--- BEGIN RECORDED DATA ---
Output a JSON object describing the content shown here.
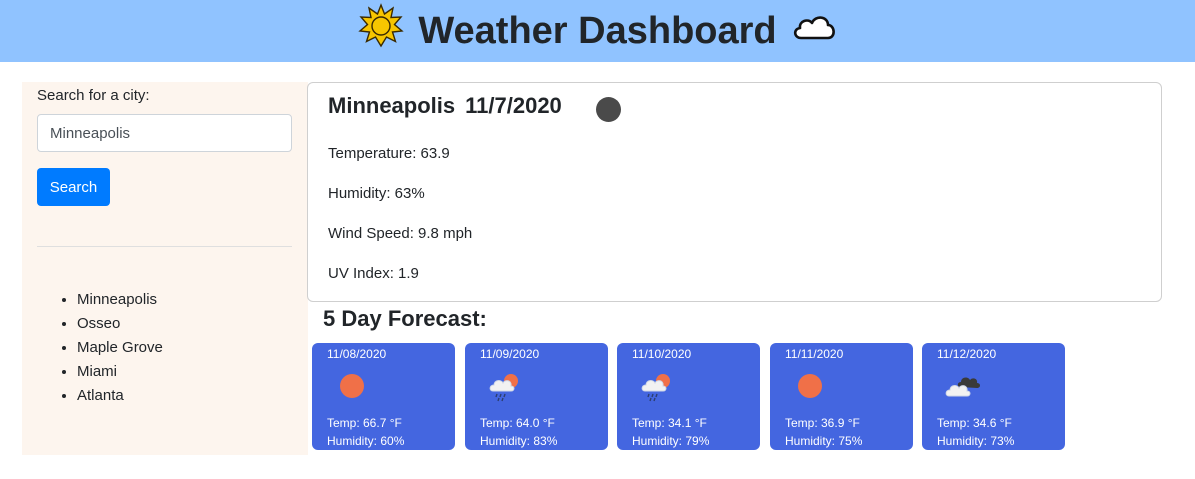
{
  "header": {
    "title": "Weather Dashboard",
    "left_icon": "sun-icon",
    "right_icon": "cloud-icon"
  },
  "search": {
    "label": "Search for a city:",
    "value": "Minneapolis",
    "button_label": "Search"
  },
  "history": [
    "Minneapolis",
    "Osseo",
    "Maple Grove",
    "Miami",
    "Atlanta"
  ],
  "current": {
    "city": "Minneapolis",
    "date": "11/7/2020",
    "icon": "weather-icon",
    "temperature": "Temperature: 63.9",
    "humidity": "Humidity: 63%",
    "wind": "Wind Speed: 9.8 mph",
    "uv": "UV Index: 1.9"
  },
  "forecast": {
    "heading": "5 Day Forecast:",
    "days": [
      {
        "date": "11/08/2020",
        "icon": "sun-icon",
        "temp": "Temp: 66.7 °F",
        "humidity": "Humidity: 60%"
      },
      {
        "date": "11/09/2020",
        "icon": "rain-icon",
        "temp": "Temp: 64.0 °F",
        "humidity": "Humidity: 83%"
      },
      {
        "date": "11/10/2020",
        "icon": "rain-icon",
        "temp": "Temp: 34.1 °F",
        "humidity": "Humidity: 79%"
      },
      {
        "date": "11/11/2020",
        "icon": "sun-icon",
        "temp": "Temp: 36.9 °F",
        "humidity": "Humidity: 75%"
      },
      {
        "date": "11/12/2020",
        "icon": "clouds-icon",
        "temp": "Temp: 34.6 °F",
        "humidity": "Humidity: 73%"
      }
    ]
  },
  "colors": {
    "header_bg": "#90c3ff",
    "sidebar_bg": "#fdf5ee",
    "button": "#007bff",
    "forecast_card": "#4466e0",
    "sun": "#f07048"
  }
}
--- END RECORDED DATA ---
### YOUR TASK
Gather from the data above every line with the string "icon".

### TASK RESPONSE
    "left_icon": "sun-icon",
    "right_icon": "cloud-icon"
    "icon": "weather-icon",
        "icon": "sun-icon",
        "icon": "rain-icon",
        "icon": "rain-icon",
        "icon": "sun-icon",
        "icon": "clouds-icon",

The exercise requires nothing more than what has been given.